> Short exercise:
Tally the lines holding "this" and state only that figure.

Records from a data collection
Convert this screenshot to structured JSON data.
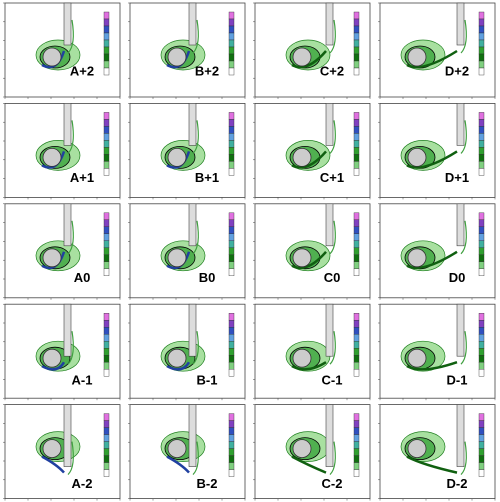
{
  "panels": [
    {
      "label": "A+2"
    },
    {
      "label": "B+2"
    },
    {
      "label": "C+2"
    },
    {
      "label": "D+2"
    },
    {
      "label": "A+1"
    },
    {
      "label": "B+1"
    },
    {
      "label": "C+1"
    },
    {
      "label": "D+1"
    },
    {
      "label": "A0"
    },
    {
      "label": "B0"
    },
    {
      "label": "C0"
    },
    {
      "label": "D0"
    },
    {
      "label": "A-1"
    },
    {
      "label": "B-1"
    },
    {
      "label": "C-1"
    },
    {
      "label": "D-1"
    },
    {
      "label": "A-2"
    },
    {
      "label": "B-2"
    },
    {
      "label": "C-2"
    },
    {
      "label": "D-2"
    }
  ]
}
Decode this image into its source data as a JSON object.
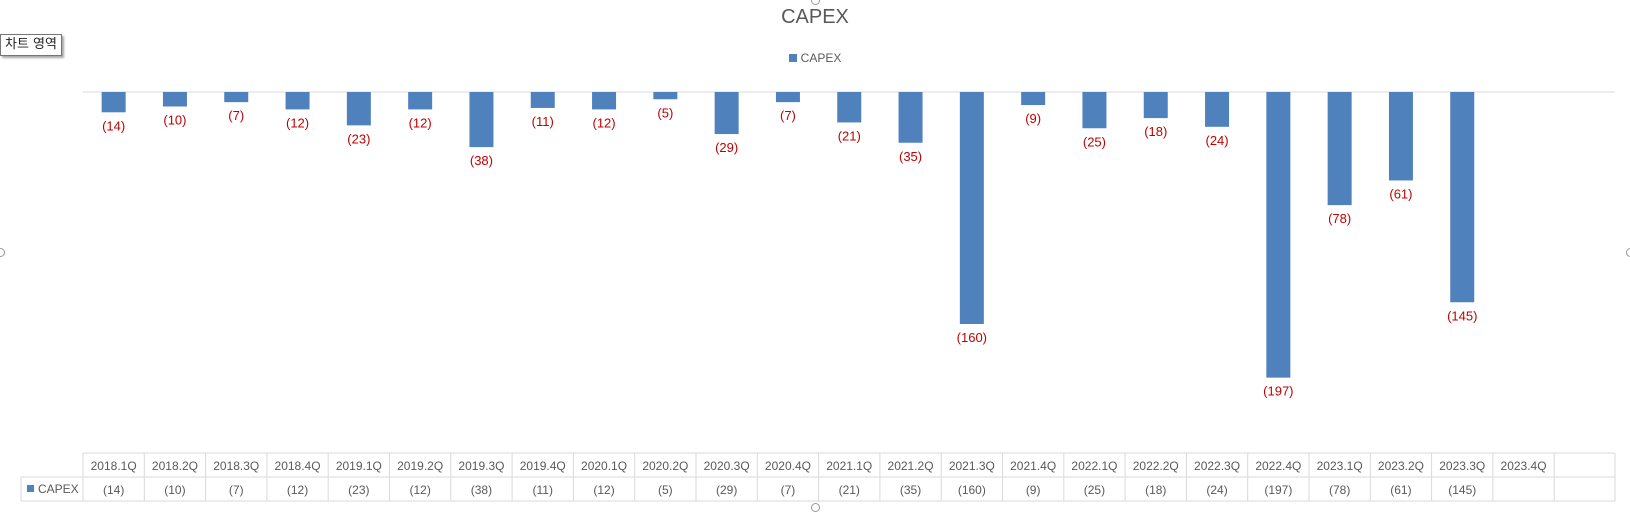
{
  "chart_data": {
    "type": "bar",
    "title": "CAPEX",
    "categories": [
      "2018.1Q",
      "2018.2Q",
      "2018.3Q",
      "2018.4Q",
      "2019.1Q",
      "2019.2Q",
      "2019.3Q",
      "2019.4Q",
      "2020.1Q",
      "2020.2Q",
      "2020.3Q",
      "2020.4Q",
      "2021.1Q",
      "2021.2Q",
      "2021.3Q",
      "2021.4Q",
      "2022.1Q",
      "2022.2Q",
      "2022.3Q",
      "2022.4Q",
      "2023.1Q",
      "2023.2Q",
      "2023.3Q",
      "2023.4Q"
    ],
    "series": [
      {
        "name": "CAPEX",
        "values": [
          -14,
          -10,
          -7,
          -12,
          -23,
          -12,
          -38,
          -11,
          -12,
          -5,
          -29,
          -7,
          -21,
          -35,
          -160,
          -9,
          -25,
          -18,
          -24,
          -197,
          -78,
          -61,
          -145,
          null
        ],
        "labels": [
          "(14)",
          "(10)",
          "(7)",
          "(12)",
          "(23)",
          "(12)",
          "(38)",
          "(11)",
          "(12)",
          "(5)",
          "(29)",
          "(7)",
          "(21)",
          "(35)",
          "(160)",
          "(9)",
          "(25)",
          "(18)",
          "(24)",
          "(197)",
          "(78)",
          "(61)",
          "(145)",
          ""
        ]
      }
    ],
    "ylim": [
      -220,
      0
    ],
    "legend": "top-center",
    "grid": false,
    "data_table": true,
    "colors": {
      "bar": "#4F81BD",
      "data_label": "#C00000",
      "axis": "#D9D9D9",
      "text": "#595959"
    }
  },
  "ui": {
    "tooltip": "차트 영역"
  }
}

> Correct response:
2